What is asked = Using the records below, reproduce exactly the lines from the one containing "Transcribe the text in this document." through the end, and nothing more; skip the images.

(Stored records)
+--
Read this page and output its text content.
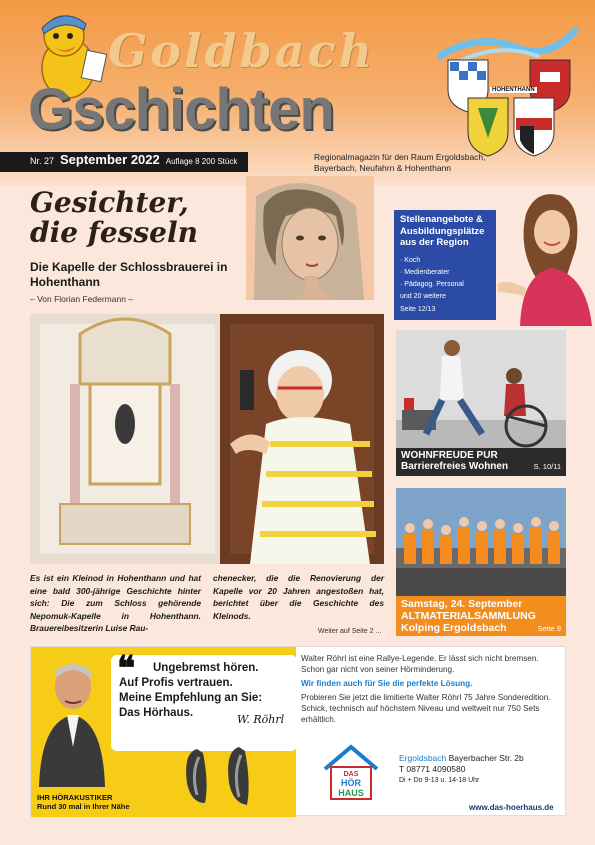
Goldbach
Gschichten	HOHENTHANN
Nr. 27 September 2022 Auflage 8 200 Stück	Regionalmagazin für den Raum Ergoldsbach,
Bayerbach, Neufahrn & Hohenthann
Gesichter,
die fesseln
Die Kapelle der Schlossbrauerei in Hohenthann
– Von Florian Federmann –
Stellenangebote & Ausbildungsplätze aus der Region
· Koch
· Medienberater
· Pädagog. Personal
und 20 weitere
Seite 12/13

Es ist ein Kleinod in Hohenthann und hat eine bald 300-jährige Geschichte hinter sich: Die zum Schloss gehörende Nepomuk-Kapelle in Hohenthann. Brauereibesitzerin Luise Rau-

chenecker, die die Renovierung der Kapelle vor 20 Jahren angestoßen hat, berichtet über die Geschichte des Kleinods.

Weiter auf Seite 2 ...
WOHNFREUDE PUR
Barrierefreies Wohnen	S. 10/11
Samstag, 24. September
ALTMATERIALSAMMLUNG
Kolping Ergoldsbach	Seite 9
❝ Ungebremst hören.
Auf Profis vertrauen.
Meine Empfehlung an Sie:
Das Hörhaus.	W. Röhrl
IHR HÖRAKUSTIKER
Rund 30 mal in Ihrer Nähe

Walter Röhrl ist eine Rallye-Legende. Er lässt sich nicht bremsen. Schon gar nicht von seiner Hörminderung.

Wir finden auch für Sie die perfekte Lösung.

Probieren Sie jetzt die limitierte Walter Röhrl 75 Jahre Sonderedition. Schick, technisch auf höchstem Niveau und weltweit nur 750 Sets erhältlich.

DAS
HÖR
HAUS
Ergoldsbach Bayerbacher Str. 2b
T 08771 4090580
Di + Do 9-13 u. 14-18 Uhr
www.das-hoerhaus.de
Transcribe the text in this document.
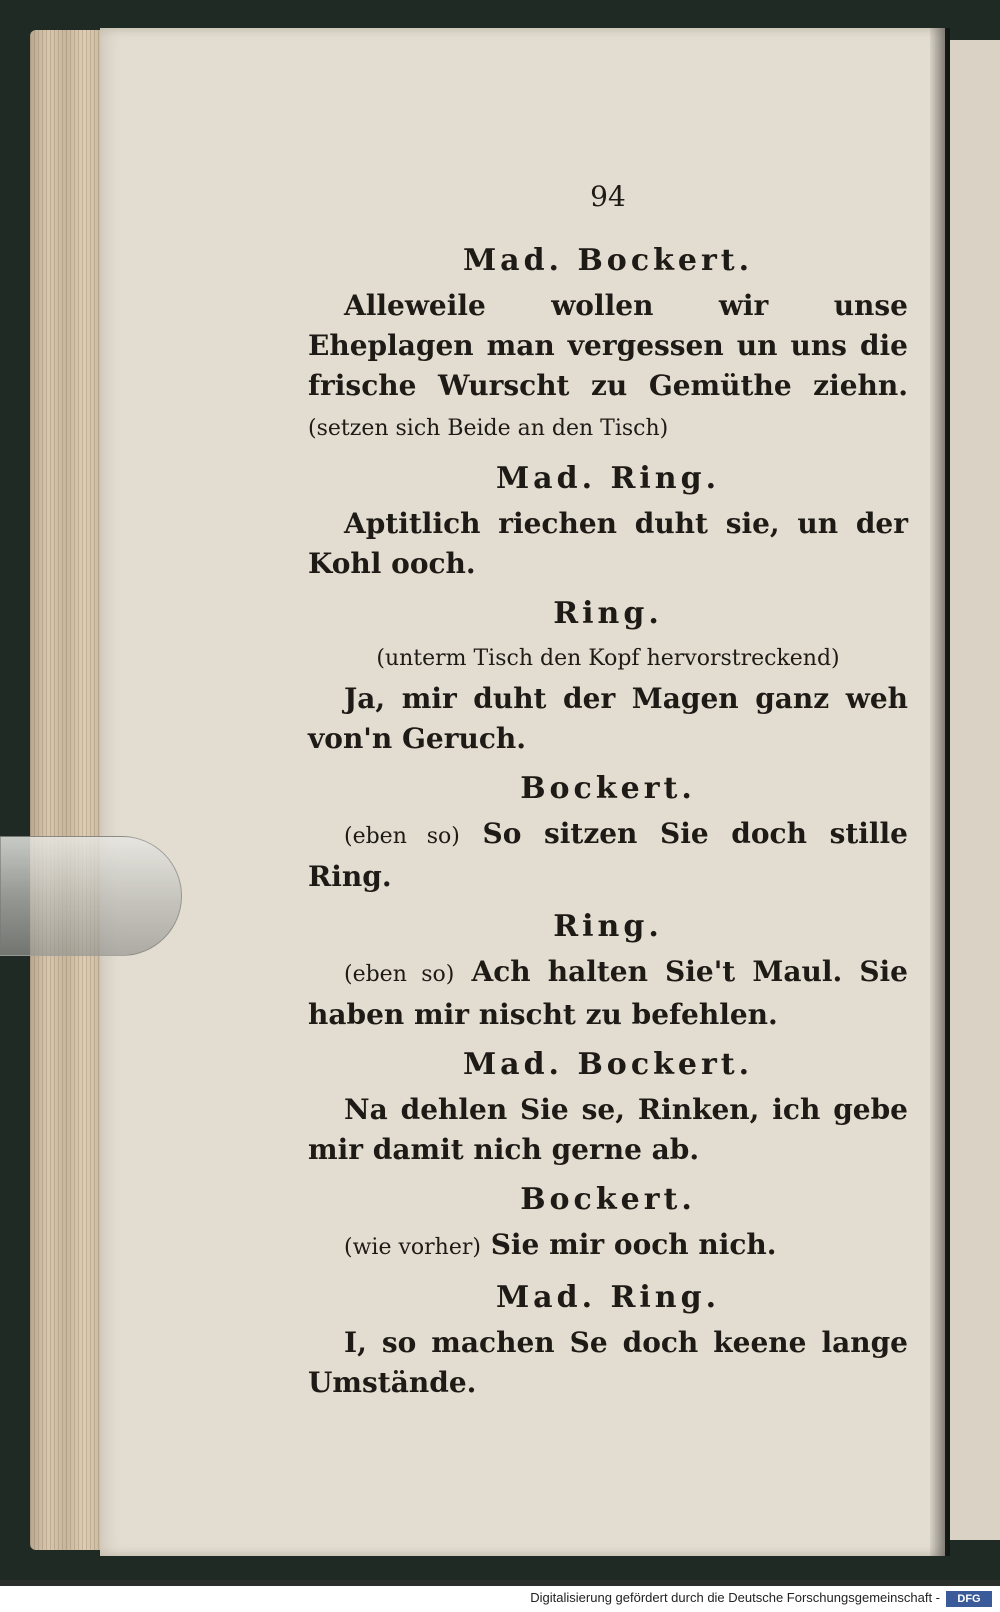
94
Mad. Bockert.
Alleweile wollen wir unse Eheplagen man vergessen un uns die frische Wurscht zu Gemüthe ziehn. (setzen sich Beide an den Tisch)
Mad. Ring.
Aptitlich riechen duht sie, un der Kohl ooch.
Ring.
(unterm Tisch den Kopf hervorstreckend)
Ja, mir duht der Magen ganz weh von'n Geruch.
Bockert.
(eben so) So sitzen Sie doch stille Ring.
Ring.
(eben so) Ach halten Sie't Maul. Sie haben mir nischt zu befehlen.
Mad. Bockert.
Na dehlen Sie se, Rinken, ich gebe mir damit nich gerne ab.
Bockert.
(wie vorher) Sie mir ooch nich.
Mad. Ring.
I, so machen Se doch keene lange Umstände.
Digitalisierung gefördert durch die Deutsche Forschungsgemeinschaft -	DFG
+--
Problem solution =
Transcribe the text in this document.
94
Mad. Bockert.
Alleweile wollen wir unse Eheplagen man vergessen un uns die frische Wurscht zu Gemüthe ziehn. (setzen sich Beide an den Tisch)
Mad. Ring.
Aptitlich riechen duht sie, un der Kohl ooch.
Ring.
(unterm Tisch den Kopf hervorstreckend)
Ja, mir duht der Magen ganz weh von'n Geruch.
Bockert.
(eben so) So sitzen Sie doch stille Ring.
Ring.
(eben so) Ach halten Sie't Maul. Sie haben mir nischt zu befehlen.
Mad. Bockert.
Na dehlen Sie se, Rinken, ich gebe mir damit nich gerne ab.
Bockert.
(wie vorher) Sie mir ooch nich.
Mad. Ring.
I, so machen Se doch keene lange Umstände.
Digitalisierung gefördert durch die Deutsche Forschungsgemeinschaft -	DFG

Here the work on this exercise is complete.